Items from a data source
━━━━━━━━

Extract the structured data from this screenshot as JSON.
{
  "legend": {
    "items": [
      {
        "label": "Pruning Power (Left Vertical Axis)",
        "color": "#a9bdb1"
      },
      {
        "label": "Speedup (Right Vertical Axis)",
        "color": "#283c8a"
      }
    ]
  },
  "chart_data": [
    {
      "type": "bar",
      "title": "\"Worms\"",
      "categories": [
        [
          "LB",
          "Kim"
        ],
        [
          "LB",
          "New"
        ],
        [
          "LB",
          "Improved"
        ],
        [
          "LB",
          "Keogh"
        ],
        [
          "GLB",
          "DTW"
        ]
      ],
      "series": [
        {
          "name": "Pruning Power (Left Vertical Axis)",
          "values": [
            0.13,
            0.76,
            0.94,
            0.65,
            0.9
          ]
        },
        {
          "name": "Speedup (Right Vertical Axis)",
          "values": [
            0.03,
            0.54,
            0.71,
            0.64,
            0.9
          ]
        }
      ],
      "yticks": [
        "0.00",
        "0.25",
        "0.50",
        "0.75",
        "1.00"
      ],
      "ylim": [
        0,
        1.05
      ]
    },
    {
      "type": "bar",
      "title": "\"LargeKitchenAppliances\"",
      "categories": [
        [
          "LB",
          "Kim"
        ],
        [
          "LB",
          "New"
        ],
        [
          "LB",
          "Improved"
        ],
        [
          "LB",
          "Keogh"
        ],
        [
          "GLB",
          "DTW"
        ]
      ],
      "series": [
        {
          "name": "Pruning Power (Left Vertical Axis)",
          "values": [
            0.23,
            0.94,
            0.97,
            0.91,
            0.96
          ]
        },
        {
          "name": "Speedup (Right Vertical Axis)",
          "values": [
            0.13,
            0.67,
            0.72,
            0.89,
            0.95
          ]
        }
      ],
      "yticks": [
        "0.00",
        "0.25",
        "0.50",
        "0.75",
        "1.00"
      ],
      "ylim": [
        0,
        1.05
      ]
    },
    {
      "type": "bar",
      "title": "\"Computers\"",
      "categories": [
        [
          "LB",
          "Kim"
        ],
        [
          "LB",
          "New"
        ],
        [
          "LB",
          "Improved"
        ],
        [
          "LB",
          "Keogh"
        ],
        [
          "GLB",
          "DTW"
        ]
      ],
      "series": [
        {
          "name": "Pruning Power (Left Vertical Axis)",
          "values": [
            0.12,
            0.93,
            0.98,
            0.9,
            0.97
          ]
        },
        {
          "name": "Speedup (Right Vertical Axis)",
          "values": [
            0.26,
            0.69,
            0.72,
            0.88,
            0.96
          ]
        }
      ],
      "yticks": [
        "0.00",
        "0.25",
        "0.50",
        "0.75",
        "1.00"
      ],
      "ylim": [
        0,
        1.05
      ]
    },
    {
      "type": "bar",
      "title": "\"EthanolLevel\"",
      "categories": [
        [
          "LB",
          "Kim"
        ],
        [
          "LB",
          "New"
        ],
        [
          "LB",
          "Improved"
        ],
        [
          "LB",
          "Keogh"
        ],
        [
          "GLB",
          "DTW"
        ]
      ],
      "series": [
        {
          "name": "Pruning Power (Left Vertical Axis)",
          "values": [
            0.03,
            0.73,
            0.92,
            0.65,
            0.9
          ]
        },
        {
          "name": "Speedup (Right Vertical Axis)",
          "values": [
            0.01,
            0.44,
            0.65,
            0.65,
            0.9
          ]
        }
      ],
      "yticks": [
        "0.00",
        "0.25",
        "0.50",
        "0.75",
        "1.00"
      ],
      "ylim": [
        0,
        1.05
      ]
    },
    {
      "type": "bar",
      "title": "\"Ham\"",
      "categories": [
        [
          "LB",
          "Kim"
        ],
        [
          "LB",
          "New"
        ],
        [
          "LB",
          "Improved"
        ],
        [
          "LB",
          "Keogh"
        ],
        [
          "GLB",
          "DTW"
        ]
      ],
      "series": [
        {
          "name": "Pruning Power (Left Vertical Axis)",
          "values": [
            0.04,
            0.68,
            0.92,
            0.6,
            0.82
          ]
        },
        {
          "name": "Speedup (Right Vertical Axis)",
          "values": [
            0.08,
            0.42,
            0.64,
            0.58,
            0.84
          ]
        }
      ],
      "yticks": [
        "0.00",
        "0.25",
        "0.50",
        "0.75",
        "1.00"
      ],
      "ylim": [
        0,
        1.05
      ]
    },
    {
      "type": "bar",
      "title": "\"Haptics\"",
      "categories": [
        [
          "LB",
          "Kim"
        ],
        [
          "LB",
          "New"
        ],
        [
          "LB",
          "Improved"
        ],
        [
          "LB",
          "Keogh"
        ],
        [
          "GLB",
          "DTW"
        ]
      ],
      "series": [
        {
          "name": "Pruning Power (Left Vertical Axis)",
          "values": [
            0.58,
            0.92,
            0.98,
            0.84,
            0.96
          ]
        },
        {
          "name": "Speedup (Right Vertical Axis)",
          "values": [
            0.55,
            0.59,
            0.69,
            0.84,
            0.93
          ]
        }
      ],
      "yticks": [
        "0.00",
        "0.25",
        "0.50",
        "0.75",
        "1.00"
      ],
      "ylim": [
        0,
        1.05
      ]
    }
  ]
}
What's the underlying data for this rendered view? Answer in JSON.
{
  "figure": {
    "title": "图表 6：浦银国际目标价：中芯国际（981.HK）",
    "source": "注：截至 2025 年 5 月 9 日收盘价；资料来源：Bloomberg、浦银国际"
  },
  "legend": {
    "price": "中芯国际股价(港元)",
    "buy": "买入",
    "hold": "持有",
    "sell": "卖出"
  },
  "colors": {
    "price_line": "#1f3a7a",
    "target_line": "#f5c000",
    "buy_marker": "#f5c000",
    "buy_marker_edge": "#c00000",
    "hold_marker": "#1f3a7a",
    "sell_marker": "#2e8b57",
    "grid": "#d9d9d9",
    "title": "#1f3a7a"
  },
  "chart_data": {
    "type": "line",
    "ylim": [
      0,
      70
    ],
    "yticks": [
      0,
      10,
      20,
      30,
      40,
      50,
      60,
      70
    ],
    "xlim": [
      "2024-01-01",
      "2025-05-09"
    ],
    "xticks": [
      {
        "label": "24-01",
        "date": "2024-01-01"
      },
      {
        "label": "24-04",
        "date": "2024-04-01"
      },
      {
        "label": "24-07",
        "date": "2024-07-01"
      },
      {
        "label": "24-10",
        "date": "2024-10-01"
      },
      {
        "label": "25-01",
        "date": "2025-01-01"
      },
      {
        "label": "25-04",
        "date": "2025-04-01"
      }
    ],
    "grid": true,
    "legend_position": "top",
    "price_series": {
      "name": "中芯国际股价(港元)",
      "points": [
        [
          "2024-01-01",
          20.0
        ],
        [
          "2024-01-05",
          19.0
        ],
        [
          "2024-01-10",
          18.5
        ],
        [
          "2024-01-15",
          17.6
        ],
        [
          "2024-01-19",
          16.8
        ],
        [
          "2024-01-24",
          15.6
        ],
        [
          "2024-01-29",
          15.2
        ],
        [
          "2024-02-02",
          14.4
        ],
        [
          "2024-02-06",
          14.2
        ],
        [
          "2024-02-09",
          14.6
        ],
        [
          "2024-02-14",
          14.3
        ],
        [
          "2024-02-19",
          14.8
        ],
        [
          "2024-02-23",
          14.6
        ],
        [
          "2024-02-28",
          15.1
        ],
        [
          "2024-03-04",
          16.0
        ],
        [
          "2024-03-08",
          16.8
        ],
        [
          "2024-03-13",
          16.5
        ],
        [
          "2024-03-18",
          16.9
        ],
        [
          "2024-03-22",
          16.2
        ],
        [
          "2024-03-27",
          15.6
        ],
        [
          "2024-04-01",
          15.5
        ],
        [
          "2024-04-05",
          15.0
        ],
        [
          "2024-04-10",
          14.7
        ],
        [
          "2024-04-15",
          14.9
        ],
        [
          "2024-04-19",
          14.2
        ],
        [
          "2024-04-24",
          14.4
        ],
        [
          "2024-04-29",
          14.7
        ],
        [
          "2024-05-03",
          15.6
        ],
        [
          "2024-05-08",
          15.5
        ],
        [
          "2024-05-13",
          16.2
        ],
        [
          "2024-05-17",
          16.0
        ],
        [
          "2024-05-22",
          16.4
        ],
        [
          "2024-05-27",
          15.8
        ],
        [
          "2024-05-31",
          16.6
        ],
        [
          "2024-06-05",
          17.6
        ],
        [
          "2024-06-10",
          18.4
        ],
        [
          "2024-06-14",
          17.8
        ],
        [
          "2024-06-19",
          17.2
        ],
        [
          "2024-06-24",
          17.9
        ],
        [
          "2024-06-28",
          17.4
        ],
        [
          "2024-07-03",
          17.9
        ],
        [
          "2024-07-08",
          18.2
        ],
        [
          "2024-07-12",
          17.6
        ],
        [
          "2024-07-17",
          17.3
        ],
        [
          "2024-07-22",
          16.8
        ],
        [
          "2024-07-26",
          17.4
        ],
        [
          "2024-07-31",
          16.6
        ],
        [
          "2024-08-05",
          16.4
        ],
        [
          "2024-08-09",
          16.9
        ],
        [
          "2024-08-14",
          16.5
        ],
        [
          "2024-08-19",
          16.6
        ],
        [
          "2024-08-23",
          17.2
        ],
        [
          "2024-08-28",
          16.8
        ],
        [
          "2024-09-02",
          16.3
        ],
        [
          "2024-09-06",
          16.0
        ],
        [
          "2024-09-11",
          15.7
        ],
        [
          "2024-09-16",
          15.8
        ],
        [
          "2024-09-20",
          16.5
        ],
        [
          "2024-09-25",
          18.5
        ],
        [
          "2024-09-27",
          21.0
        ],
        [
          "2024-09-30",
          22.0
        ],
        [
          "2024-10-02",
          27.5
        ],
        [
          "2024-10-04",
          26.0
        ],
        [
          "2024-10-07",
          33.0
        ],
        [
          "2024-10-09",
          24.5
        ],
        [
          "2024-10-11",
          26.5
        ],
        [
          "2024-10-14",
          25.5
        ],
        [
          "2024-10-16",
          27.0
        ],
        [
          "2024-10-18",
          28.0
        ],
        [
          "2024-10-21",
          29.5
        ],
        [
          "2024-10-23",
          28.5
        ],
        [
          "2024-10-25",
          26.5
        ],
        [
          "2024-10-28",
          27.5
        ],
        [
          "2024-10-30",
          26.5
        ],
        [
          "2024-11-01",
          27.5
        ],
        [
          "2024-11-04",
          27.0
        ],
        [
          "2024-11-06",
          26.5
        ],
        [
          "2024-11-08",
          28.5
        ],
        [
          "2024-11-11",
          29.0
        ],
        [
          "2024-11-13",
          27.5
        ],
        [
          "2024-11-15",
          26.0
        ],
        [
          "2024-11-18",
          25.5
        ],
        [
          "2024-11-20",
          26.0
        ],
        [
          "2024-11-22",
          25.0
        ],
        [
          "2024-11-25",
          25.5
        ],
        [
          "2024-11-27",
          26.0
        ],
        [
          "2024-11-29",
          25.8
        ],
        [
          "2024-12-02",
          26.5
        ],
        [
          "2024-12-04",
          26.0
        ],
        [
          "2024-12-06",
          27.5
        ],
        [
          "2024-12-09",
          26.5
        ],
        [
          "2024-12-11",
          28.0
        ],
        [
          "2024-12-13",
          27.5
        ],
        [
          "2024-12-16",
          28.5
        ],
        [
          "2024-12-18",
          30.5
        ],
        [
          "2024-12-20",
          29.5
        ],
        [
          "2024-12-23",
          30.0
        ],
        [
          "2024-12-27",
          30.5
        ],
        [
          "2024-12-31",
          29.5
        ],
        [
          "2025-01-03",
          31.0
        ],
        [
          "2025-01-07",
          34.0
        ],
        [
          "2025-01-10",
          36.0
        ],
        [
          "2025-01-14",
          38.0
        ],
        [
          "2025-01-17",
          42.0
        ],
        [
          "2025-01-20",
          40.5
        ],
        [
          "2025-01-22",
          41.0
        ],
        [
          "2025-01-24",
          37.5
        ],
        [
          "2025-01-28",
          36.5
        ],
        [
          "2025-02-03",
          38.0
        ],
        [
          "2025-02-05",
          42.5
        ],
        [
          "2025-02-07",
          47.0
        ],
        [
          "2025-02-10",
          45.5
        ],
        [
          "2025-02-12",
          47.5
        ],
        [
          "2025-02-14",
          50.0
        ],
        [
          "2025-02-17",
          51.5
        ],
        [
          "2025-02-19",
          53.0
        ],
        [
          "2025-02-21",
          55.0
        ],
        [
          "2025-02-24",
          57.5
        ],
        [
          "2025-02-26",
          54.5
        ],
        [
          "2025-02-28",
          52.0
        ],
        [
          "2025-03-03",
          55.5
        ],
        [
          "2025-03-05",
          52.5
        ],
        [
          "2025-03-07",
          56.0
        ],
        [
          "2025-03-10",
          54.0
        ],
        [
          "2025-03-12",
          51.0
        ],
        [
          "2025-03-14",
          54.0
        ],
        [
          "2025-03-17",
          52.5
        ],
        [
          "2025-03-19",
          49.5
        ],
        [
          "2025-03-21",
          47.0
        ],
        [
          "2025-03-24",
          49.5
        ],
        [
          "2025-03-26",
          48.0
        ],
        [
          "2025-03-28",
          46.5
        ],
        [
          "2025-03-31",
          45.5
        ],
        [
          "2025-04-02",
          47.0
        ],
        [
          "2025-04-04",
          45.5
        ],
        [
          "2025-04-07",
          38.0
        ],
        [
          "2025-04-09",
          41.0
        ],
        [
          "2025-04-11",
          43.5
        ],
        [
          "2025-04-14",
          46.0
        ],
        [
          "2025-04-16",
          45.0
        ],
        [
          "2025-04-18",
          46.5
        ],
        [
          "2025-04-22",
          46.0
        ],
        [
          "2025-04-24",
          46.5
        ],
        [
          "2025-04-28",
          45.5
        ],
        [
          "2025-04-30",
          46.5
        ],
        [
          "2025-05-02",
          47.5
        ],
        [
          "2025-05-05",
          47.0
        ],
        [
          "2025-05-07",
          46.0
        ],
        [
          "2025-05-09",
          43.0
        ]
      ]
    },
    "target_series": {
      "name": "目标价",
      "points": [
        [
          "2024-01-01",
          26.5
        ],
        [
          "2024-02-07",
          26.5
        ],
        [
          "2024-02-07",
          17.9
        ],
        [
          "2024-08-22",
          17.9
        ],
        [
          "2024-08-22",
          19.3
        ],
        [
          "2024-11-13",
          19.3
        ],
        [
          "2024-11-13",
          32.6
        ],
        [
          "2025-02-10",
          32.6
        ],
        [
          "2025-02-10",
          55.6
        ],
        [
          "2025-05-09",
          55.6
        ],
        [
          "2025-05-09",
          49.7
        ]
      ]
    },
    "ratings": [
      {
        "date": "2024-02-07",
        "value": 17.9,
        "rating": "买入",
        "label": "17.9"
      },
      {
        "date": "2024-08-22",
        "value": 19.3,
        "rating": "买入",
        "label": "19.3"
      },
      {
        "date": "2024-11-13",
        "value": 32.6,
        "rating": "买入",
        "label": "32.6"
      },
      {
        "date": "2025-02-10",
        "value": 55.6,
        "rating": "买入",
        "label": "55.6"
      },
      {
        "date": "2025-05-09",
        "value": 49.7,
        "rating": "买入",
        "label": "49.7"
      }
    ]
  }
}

━━━━━━━━

Set problem
From the entries above, pull out each line that includes "date".

Right answer
        "date": "2024-01-01"
        "date": "2024-04-01"
        "date": "2024-07-01"
        "date": "2024-10-01"
        "date": "2025-01-01"
        "date": "2025-04-01"
        "date": "2024-02-07",
        "date": "2024-08-22",
        "date": "2024-11-13",
        "date": "2025-02-10",
        "date": "2025-05-09",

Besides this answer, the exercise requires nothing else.